**What is required:** Tally the lines of the data that include the word "المؤل" and state the total, nothing else.

:: Input rows ::

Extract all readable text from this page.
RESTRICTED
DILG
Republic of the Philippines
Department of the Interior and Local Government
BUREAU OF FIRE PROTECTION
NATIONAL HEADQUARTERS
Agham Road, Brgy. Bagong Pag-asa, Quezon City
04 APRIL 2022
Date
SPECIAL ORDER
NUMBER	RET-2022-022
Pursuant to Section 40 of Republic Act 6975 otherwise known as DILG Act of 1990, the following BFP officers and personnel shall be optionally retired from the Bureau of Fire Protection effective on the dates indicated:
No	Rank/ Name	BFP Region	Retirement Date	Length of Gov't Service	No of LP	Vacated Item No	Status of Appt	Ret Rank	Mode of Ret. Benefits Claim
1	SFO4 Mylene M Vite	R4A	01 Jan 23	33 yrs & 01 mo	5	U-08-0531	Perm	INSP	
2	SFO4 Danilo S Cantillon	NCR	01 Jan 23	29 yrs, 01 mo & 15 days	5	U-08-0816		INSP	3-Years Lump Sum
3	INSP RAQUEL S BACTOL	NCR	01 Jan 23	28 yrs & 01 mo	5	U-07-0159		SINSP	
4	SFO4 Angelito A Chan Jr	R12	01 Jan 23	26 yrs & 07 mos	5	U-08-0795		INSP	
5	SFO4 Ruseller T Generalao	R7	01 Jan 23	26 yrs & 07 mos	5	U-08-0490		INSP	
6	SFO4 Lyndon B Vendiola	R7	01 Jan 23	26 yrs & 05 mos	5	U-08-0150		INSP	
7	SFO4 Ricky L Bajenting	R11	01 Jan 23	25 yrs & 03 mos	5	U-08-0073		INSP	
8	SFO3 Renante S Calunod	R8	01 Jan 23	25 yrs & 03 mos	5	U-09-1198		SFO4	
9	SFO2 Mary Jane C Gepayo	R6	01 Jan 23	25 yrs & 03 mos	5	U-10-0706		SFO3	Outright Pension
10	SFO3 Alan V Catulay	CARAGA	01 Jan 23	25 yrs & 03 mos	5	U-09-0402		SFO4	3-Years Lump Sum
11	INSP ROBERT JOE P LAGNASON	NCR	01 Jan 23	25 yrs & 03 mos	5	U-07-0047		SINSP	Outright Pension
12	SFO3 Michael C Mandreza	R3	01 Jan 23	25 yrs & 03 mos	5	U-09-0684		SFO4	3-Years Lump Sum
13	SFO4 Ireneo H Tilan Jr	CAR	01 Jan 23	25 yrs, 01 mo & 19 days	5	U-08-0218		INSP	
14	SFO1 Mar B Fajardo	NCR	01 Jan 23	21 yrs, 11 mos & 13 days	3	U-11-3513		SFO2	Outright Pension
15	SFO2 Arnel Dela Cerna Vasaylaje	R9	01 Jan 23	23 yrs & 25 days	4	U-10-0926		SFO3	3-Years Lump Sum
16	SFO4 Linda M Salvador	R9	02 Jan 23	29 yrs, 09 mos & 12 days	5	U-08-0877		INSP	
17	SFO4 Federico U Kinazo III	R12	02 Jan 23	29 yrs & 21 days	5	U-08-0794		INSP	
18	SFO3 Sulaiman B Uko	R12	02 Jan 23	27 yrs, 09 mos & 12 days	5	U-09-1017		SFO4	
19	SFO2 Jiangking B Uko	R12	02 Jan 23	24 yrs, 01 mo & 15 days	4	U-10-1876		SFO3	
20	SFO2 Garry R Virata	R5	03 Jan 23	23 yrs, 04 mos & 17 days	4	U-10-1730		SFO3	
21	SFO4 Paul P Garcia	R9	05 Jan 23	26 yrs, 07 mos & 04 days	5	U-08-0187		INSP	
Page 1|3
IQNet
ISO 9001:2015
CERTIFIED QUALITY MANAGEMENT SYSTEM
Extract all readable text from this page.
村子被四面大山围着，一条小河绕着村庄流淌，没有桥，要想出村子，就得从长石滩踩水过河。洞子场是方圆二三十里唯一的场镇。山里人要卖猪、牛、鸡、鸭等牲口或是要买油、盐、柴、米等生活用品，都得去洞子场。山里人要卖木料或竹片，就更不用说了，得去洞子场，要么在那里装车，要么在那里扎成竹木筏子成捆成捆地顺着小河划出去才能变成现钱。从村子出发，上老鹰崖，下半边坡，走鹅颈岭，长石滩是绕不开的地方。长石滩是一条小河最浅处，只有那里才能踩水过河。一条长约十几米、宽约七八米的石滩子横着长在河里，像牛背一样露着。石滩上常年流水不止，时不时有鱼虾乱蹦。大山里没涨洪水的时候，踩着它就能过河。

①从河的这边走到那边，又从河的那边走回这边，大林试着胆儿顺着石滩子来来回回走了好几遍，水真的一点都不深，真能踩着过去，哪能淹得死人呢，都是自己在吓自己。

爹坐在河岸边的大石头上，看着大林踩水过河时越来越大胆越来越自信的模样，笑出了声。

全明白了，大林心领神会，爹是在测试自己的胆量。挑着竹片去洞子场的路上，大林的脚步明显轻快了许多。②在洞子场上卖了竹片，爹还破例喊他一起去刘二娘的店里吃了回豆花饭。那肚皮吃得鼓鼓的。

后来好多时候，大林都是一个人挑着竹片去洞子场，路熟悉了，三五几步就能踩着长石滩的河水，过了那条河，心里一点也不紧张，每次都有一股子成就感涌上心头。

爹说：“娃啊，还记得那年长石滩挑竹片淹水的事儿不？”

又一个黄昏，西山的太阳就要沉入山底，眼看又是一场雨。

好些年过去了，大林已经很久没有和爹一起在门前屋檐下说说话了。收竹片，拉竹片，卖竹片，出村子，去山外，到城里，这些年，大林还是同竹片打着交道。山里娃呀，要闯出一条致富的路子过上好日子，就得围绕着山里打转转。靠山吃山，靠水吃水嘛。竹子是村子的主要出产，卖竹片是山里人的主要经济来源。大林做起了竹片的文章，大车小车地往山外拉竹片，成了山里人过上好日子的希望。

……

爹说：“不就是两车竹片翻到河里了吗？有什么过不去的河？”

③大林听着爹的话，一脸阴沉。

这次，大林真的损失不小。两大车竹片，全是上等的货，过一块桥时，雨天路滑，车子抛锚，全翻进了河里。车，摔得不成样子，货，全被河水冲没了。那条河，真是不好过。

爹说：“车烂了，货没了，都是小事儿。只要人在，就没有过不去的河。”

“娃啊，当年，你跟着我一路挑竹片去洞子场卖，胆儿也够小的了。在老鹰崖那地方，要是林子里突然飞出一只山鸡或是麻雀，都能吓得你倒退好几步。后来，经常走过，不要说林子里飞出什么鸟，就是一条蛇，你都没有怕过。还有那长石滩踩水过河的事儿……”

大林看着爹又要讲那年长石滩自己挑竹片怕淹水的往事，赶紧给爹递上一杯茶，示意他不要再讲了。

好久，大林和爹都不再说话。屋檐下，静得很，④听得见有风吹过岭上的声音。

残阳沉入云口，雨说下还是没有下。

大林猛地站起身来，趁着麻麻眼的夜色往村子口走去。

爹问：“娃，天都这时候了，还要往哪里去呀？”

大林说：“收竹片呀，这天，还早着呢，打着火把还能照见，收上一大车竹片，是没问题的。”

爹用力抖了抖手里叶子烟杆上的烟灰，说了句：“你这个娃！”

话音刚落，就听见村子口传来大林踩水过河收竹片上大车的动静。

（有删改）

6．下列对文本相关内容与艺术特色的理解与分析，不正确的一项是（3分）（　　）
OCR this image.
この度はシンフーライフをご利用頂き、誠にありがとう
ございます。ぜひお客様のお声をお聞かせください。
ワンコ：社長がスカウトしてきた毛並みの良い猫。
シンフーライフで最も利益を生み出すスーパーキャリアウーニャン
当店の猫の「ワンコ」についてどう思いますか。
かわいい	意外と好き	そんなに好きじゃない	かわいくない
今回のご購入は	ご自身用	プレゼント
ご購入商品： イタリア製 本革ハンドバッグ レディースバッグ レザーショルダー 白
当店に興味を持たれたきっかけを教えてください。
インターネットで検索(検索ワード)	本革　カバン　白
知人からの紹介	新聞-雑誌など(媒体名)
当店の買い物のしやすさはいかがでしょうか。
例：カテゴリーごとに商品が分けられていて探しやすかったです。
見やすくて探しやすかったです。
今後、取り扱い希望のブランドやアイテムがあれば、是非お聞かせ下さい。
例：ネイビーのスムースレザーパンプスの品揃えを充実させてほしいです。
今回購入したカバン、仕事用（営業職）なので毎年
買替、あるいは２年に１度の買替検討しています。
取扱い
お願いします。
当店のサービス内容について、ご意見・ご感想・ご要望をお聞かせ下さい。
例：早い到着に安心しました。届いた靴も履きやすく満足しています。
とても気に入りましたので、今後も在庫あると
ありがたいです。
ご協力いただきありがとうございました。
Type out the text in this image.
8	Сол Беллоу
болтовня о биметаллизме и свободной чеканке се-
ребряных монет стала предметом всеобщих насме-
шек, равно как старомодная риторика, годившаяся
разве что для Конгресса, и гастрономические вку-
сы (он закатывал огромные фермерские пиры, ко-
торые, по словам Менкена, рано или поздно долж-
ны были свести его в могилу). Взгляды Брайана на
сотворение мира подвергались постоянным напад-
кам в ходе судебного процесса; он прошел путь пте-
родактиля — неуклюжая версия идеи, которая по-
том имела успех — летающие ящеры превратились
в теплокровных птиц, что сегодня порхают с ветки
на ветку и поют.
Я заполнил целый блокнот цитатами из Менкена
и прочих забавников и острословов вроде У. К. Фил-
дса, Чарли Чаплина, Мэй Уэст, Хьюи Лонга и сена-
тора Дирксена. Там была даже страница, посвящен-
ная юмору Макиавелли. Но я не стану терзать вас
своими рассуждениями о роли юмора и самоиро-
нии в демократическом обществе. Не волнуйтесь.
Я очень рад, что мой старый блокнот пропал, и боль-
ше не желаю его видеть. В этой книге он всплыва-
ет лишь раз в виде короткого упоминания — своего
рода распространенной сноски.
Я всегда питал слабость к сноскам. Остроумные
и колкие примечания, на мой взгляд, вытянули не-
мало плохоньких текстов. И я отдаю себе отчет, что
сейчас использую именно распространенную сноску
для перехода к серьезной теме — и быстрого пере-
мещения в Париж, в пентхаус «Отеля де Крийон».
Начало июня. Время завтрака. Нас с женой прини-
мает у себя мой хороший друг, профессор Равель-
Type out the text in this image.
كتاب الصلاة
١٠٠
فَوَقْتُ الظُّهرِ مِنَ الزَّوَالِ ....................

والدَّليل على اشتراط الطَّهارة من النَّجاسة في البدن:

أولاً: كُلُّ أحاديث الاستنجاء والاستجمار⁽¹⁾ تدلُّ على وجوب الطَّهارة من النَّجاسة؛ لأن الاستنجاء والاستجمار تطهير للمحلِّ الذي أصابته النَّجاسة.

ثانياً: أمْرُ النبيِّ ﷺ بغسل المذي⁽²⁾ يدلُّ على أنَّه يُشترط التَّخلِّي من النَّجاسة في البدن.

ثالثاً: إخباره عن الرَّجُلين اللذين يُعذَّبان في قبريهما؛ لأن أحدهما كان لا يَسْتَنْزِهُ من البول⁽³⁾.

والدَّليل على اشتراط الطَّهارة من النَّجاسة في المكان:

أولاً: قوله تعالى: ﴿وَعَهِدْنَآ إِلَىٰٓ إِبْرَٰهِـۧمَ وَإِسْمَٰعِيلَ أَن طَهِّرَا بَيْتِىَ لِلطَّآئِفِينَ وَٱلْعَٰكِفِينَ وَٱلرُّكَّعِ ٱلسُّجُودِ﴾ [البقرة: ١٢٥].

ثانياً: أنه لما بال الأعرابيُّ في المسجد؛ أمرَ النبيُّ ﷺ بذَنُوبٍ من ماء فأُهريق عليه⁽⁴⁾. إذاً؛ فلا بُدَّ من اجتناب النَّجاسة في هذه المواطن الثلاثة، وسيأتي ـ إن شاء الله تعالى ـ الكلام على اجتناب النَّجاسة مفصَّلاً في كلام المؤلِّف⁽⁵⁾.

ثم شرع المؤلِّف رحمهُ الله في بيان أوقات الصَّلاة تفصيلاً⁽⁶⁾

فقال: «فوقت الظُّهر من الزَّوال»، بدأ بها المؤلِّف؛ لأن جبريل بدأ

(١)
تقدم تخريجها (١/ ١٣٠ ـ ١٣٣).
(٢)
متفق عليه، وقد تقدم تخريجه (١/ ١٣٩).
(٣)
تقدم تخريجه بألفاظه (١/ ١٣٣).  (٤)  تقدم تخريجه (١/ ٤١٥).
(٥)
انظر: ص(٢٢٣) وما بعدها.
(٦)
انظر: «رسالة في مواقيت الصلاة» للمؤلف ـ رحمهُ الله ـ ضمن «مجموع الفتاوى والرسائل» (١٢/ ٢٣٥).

:::

**Written answer:** 3